Copy exactly the run of lines that begins at the line with "Output the text content of this document." and ends at the final line of the entries.

> _MATERIALS PROVIDED_:
****************
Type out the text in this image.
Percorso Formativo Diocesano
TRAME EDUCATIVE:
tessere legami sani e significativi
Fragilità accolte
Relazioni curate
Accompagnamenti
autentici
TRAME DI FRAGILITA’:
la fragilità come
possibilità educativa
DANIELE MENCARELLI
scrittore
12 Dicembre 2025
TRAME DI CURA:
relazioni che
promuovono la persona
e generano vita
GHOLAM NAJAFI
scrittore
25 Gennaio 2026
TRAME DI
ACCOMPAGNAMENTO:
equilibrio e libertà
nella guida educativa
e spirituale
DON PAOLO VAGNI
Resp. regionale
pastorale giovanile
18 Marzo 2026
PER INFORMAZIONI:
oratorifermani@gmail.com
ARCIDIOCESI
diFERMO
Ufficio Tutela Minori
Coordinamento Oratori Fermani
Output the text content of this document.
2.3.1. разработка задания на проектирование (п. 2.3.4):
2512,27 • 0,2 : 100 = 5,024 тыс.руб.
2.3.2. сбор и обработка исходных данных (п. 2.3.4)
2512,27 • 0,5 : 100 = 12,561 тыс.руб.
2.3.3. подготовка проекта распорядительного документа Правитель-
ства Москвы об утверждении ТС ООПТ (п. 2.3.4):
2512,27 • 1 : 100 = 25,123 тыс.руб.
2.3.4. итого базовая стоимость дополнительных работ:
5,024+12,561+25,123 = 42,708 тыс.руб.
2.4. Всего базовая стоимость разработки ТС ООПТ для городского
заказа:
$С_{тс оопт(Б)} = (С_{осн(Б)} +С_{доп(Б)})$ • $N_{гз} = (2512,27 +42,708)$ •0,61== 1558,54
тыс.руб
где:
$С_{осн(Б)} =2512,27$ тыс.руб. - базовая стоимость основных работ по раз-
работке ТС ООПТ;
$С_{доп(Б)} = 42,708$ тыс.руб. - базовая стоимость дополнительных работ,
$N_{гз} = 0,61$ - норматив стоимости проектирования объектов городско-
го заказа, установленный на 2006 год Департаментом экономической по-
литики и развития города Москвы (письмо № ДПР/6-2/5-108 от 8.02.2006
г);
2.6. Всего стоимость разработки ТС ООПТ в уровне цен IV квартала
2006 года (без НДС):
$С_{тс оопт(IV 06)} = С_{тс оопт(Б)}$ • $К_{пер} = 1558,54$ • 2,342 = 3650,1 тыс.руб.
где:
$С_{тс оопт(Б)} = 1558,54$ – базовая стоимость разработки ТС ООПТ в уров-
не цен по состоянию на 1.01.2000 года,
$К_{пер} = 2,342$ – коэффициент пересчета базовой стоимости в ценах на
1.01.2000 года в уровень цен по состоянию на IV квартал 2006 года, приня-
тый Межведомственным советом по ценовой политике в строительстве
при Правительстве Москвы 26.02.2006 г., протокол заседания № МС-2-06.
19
****************
> _OUTPUT_:
Output the text content of this document.
2.3.1. разработка задания на проектирование (п. 2.3.4):
2512,27 • 0,2 : 100 = 5,024 тыс.руб.
2.3.2. сбор и обработка исходных данных (п. 2.3.4)
2512,27 • 0,5 : 100 = 12,561 тыс.руб.
2.3.3. подготовка проекта распорядительного документа Правитель-
ства Москвы об утверждении ТС ООПТ (п. 2.3.4):
2512,27 • 1 : 100 = 25,123 тыс.руб.
2.3.4. итого базовая стоимость дополнительных работ:
5,024+12,561+25,123 = 42,708 тыс.руб.
2.4. Всего базовая стоимость разработки ТС ООПТ для городского
заказа:
$С_{тс оопт(Б)} = (С_{осн(Б)} +С_{доп(Б)})$ • $N_{гз} = (2512,27 +42,708)$ •0,61== 1558,54
тыс.руб
где:
$С_{осн(Б)} =2512,27$ тыс.руб. - базовая стоимость основных работ по раз-
работке ТС ООПТ;
$С_{доп(Б)} = 42,708$ тыс.руб. - базовая стоимость дополнительных работ,
$N_{гз} = 0,61$ - норматив стоимости проектирования объектов городско-
го заказа, установленный на 2006 год Департаментом экономической по-
литики и развития города Москвы (письмо № ДПР/6-2/5-108 от 8.02.2006
г);
2.6. Всего стоимость разработки ТС ООПТ в уровне цен IV квартала
2006 года (без НДС):
$С_{тс оопт(IV 06)} = С_{тс оопт(Б)}$ • $К_{пер} = 1558,54$ • 2,342 = 3650,1 тыс.руб.
где:
$С_{тс оопт(Б)} = 1558,54$ – базовая стоимость разработки ТС ООПТ в уров-
не цен по состоянию на 1.01.2000 года,
$К_{пер} = 2,342$ – коэффициент пересчета базовой стоимости в ценах на
1.01.2000 года в уровень цен по состоянию на IV квартал 2006 года, приня-
тый Межведомственным советом по ценовой политике в строительстве
при Правительстве Москвы 26.02.2006 г., протокол заседания № МС-2-06.
19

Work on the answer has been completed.